• [Your objective] Transcribe all the records exactly and omit any images they hold.

** Begin Records shown **

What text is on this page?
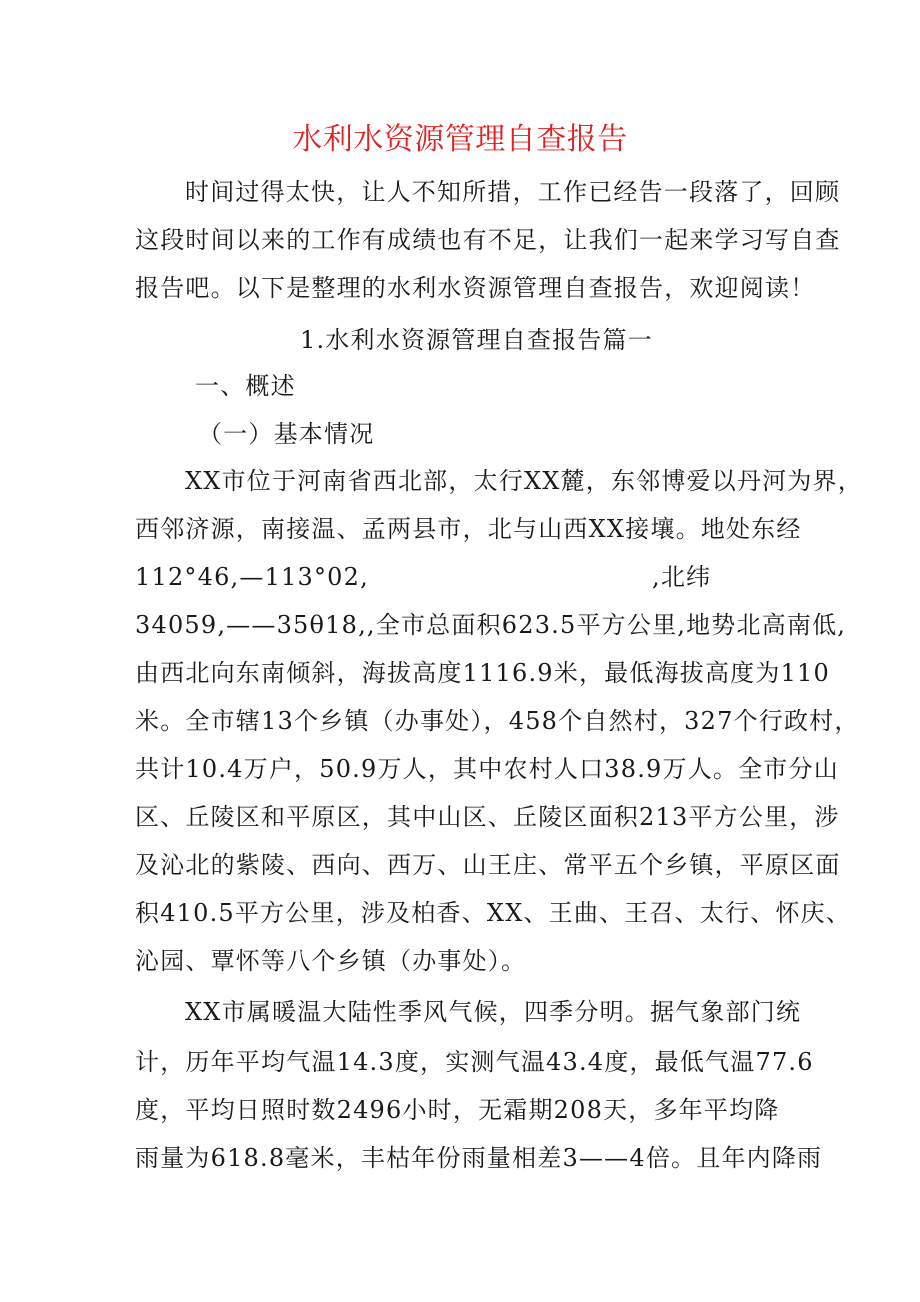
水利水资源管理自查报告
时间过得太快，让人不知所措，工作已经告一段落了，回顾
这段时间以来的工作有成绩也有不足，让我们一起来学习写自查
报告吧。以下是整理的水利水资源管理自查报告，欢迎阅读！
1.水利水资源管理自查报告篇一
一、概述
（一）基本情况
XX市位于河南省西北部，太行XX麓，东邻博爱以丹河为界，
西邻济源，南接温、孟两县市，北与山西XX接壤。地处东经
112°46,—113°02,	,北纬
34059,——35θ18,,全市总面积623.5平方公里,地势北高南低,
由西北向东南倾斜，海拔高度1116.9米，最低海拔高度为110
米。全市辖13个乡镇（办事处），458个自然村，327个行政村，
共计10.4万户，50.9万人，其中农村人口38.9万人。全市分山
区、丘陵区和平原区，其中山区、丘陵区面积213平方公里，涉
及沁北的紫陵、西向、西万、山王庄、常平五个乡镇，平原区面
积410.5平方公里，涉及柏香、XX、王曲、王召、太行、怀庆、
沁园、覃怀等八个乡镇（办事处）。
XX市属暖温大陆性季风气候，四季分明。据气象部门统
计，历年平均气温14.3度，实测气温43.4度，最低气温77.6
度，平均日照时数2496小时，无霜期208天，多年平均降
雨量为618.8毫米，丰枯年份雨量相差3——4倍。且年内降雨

** End Records shown **

• [Exercise output]
What text is on this page?
水利水资源管理自查报告
时间过得太快，让人不知所措，工作已经告一段落了，回顾
这段时间以来的工作有成绩也有不足，让我们一起来学习写自查
报告吧。以下是整理的水利水资源管理自查报告，欢迎阅读！
1.水利水资源管理自查报告篇一
一、概述
（一）基本情况
XX市位于河南省西北部，太行XX麓，东邻博爱以丹河为界，
西邻济源，南接温、孟两县市，北与山西XX接壤。地处东经
112°46,—113°02,	,北纬
34059,——35θ18,,全市总面积623.5平方公里,地势北高南低,
由西北向东南倾斜，海拔高度1116.9米，最低海拔高度为110
米。全市辖13个乡镇（办事处），458个自然村，327个行政村，
共计10.4万户，50.9万人，其中农村人口38.9万人。全市分山
区、丘陵区和平原区，其中山区、丘陵区面积213平方公里，涉
及沁北的紫陵、西向、西万、山王庄、常平五个乡镇，平原区面
积410.5平方公里，涉及柏香、XX、王曲、王召、太行、怀庆、
沁园、覃怀等八个乡镇（办事处）。
XX市属暖温大陆性季风气候，四季分明。据气象部门统
计，历年平均气温14.3度，实测气温43.4度，最低气温77.6
度，平均日照时数2496小时，无霜期208天，多年平均降
雨量为618.8毫米，丰枯年份雨量相差3——4倍。且年内降雨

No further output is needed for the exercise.